> [TASK STATEMENT] Pick out all lines in the listing holding the string "Atmospheric" and copy them.

> [SUPPLIED RECORDS]
──────────
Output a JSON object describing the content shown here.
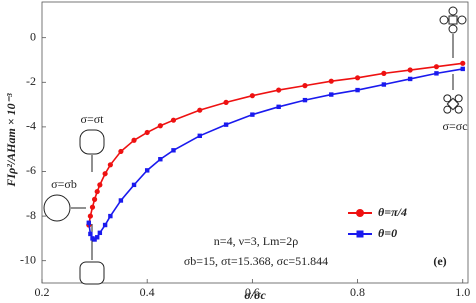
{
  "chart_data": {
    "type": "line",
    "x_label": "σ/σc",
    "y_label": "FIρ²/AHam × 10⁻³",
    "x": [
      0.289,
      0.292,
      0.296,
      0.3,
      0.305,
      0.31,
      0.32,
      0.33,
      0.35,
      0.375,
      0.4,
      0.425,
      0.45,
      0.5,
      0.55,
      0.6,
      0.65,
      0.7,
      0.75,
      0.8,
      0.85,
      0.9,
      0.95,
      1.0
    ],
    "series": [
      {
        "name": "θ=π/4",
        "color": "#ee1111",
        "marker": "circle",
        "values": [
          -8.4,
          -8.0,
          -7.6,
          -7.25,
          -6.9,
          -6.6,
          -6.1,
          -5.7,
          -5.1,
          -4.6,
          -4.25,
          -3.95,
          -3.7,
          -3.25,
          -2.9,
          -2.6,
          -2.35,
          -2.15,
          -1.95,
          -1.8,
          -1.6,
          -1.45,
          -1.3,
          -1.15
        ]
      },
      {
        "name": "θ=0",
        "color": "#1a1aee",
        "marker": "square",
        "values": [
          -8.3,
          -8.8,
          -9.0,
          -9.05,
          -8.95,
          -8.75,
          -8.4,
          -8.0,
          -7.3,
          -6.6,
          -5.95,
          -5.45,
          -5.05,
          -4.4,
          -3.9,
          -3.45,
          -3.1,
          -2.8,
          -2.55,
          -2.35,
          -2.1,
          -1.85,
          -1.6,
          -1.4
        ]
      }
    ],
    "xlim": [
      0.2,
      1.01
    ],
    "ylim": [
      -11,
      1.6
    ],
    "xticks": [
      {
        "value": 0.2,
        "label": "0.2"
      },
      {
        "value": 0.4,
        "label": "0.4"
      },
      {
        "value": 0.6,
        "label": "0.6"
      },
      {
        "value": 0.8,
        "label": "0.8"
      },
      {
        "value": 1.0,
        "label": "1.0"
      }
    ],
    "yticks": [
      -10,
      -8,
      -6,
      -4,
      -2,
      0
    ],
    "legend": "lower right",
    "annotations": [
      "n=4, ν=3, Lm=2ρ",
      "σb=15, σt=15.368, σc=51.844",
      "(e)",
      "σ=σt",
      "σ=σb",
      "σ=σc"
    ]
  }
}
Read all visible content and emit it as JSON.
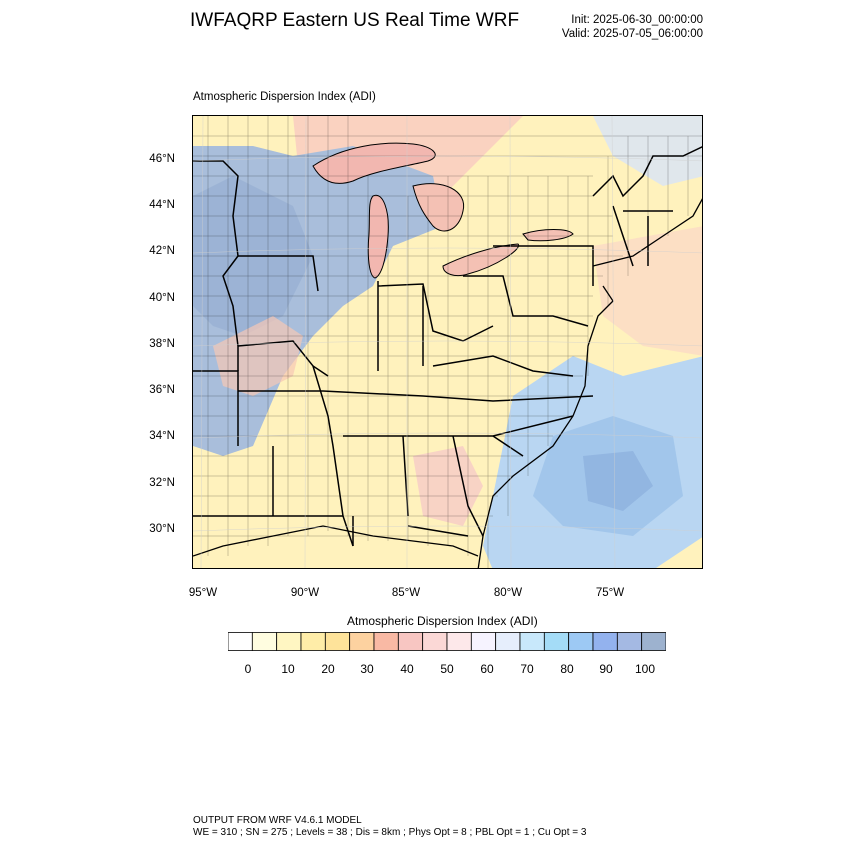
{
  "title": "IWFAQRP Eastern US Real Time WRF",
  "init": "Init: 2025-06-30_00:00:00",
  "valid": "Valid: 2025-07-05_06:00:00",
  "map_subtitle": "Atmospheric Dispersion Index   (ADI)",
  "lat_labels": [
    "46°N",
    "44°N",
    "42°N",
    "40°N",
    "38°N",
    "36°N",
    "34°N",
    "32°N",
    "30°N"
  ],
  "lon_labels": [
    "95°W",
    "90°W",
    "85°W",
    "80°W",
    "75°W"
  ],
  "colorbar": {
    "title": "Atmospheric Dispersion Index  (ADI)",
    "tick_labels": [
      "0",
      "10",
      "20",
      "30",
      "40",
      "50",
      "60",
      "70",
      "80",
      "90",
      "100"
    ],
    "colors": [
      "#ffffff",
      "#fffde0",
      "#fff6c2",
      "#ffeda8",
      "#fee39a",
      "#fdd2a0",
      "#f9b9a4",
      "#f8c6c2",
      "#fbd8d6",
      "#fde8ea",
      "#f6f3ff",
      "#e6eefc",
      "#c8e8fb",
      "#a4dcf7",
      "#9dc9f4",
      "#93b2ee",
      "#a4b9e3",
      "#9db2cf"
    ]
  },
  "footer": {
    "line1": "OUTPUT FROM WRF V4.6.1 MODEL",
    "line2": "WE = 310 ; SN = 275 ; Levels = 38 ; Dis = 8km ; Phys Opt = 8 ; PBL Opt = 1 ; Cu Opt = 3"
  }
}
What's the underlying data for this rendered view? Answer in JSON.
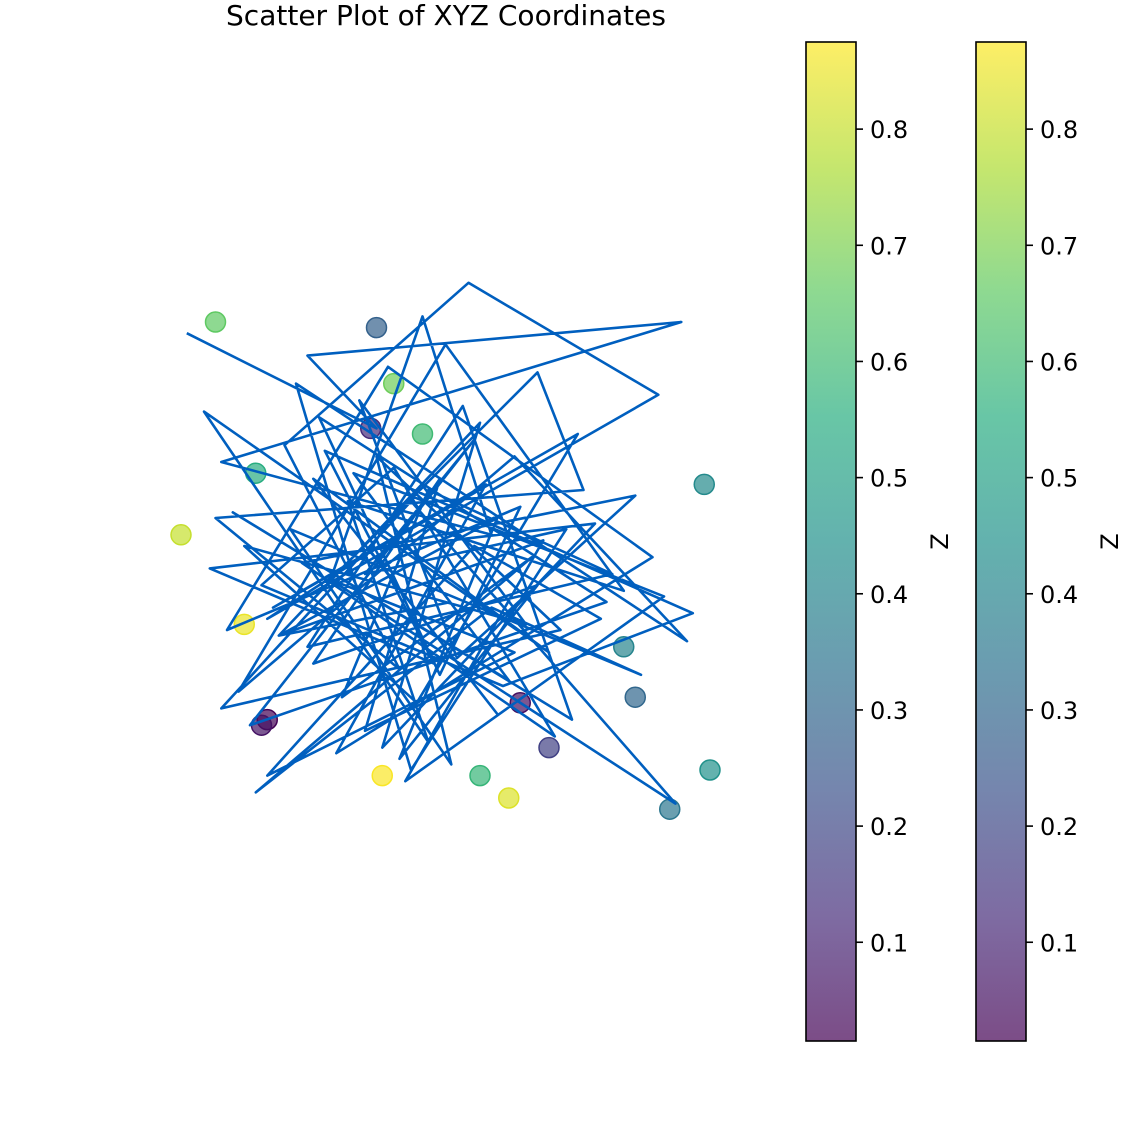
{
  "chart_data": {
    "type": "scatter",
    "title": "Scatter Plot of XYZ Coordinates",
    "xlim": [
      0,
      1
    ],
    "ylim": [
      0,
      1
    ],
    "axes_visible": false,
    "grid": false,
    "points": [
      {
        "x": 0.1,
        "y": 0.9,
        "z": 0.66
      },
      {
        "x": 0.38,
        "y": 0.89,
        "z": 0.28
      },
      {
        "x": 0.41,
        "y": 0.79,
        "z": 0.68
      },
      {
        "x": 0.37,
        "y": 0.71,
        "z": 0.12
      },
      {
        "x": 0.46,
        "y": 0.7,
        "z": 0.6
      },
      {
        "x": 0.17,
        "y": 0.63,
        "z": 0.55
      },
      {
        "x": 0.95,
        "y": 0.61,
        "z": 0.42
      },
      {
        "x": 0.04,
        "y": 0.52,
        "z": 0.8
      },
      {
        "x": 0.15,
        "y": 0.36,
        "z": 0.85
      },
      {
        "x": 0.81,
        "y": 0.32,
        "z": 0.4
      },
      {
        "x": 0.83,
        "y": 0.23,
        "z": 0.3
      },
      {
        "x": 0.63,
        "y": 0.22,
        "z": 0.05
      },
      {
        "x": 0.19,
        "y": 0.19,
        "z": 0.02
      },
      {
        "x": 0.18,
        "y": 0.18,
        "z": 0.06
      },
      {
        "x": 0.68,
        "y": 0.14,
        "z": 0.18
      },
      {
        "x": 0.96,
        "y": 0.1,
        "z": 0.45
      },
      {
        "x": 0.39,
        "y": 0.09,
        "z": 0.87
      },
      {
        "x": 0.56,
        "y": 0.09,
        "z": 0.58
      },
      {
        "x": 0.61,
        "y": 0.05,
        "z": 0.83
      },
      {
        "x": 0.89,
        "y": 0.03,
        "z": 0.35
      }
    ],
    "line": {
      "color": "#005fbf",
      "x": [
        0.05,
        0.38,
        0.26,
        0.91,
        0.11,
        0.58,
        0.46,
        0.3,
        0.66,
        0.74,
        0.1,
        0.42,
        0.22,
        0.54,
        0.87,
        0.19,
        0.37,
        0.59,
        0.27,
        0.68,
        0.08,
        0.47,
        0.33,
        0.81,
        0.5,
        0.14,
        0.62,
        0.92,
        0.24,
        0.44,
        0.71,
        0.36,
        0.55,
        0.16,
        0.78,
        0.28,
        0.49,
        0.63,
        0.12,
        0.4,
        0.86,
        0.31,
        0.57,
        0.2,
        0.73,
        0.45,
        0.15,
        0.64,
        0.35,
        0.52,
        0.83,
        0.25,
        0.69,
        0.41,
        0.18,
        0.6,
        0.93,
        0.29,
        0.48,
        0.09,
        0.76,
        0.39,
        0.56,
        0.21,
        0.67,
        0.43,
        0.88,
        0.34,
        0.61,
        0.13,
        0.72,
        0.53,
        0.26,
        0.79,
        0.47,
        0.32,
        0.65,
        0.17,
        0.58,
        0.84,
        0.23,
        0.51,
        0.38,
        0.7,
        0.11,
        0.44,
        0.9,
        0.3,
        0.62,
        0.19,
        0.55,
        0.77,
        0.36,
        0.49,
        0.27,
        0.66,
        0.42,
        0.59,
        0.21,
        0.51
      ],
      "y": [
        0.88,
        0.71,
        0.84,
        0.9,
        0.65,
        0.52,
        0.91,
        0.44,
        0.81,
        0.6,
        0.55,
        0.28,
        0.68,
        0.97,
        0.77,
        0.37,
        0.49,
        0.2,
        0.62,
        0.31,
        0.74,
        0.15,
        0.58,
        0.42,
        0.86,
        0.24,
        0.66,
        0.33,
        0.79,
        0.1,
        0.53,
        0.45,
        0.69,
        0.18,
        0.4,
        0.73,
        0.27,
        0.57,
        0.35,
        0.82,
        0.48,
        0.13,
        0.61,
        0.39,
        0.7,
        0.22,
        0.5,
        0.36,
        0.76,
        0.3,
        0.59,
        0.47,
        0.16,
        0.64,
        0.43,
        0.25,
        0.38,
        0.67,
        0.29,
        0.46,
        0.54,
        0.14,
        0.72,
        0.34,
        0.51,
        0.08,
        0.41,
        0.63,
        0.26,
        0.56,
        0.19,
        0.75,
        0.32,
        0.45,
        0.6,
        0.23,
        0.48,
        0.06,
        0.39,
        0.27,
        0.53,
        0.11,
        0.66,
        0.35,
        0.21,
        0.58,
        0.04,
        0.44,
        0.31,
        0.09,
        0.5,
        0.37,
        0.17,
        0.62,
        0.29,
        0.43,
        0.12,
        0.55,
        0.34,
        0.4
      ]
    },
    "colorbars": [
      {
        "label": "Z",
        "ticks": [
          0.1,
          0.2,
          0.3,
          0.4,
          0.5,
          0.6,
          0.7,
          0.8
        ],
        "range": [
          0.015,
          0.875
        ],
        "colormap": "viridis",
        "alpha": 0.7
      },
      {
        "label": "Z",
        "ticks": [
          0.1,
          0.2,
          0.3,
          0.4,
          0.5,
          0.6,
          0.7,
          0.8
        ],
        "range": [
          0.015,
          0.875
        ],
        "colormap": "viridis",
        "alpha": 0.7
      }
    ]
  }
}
──────────
> [EXPECTED ANSWER]
  "map_subtitle": "Atmospheric Dispersion Index   (ADI)",
    "title": "Atmospheric Dispersion Index  (ADI)",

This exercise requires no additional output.